> AIM 1
In the list of German stereotypes, what is the average amount Germans spend on their pets each year?
> AIM 2
Extend the list of German stereotypes with further entries in the same style, starting after its final bullet.

Typical German stereotypes, culture and peculiarities: List


The characteristics and peculiarities of Germans mentioned here apply to many Germans, but not to all. The characteristics are just stereotypes, which sometimes contain more and sometimes less truth. So please do not take the text too seriously.

Germans have values: typically German

  • Germans follow rules, regardless of whether they understand them or how nonsensical they find them.
  • Germans think that stinginess is cool.
  • Germans like to play it safe.
  • Germans are considered neat, disciplined and punctual. They are considered detail-oriented and accurate.
  • Germans are considered organized, hardworking, efficient, impatient and meticulous.
  • Germans do not enjoy small talk.
  • Germans love their pets! According to Statista, around 34 million (i.e. almost every second household owns a pet!) lived in German households in 2019, of which cats made up the largest number (14.7 million). On average, Germans spend 9.1 billion euros per year on their pets. (As musician Peter Fox once said, “Everybody’s got a dog, but nobody to talk to.”)
  • Germans like to watch soccer and love sports. Soccer is a substitute religion in Germany.
  • Germans are friendly.
  • Germans are not spontaneous. Spontaneous visits are rather undesirable. They plan everything, sometimes weeks and months in advance. They plan visits from parents and friends. They plan doctor visits and official visits. They plan vacations.
  • Germans take pride in their electronics, kitchen, and home improvement. People who visit Germans may admire the new coffee maker, marvel at the new kitchen, or walk on the patio (or balcony) they tiled themselves.
  • Germans can’t take a joke. They are partly humorless.
  • Germans are often “about principle” in discussions.
  • Germany loves signs. For everything. Safety first!
  • The German pays his taxes diligently. Whether income tax, land transfer tax, value added tax, property tax, dog tax, capital gains tax, …
  • In Germany there are insurances for everything. (Anything can happen).
  • In Germany there are many rules and many who make sure that rules are followed.
  • In Germany, bureaucracy and rules are above everything. For almost everything there is an application or a form. For very much you need a permit. (Because there is no form for the revolution, it is left out).

> RECORDS SHOWN

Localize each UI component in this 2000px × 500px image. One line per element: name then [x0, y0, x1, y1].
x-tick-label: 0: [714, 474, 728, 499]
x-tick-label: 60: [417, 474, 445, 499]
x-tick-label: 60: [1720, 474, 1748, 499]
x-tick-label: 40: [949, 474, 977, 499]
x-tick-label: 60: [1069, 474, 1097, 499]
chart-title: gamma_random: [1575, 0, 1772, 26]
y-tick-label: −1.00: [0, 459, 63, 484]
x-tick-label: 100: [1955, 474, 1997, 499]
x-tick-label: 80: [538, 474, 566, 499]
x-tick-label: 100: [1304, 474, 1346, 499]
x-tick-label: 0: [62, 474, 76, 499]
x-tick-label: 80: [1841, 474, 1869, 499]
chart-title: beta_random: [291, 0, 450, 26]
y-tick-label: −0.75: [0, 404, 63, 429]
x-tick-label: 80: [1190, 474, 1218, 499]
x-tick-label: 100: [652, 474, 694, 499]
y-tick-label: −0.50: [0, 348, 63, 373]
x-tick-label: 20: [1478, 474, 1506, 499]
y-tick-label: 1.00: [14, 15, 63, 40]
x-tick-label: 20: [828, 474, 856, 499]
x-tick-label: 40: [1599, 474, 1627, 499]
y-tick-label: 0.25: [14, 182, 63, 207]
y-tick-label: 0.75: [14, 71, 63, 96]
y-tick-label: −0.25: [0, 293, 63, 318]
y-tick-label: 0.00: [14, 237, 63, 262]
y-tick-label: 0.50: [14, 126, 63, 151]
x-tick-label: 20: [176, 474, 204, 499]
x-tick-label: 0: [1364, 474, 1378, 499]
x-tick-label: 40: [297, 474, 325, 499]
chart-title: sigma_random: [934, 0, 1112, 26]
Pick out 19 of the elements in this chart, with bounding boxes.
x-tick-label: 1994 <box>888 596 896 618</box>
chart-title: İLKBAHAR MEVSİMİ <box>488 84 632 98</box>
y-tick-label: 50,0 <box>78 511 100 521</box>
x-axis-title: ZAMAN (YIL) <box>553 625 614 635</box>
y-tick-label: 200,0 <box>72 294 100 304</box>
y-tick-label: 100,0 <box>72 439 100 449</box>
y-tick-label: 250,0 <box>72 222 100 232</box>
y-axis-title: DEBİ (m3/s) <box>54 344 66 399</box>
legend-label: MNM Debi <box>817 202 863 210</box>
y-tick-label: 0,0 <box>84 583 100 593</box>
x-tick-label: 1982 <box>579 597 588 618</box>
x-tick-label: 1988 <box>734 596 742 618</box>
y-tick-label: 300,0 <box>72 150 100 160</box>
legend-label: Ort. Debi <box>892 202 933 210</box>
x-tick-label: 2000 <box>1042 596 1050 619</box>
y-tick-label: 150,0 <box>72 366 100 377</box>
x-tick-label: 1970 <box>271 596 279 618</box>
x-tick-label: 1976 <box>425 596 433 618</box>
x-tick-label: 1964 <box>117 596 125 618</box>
--
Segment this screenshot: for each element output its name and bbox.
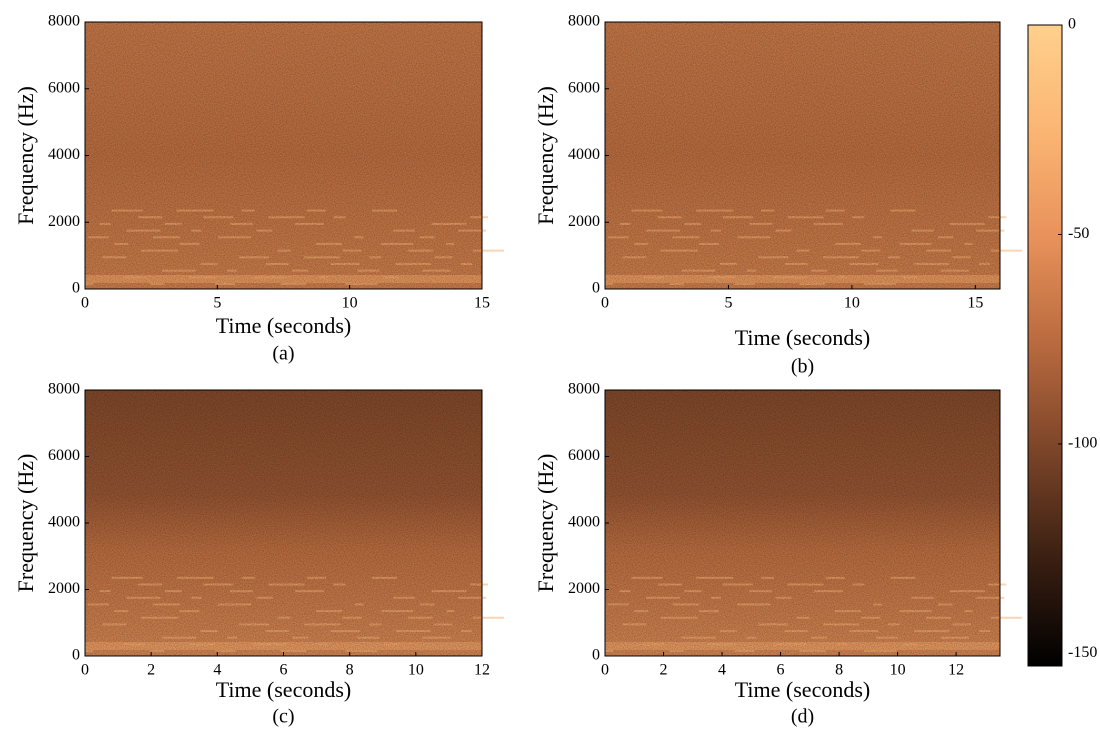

> FINAL RESULT 1
9.1 billion euros.

> FINAL RESULT 2
  • It has to be quiet at night, otherwise the police are called.
  • When Germans say they will meet at 3:03, they meet at 3:03.

Typical German peculiarities, stereotypes and characteristics: A to D

  • Older Germans prefer to eat sausage for breakfast when on vacation abroad.
  • The elderly are put in homes and not cared for by their families.
  • On Christmas Eve, many families have potato salad with Wiener for supper.
  • Highways without speed limits are a German cultural asset known worldwide. Any attempt to hold a discussion about a possible speed limit is doomed to failure. Because Germans see their freedom (to speed) threatened here.
  • If Germans greet each other with a handshake, the handshake says a lot about the person. A firm handshake is considered desirable and self-confident. A lax handshake is considered weak.
    When it comes to restaurant or pub bills, things get complicated for some Germans. For some, the cent-precise calculation begins now.
  • At every European Championship and World Cup, millions of Germans become soccer coaches overnight. (All of a sudden, everybody knows better.) (See: Die Mannschaft = The Team)
  • Bernd the bread could be invented only in Germany. (Bernd the Bread is a character that is a loaf of bread).
  • The Christstollen is an important pastry during the Christmas season.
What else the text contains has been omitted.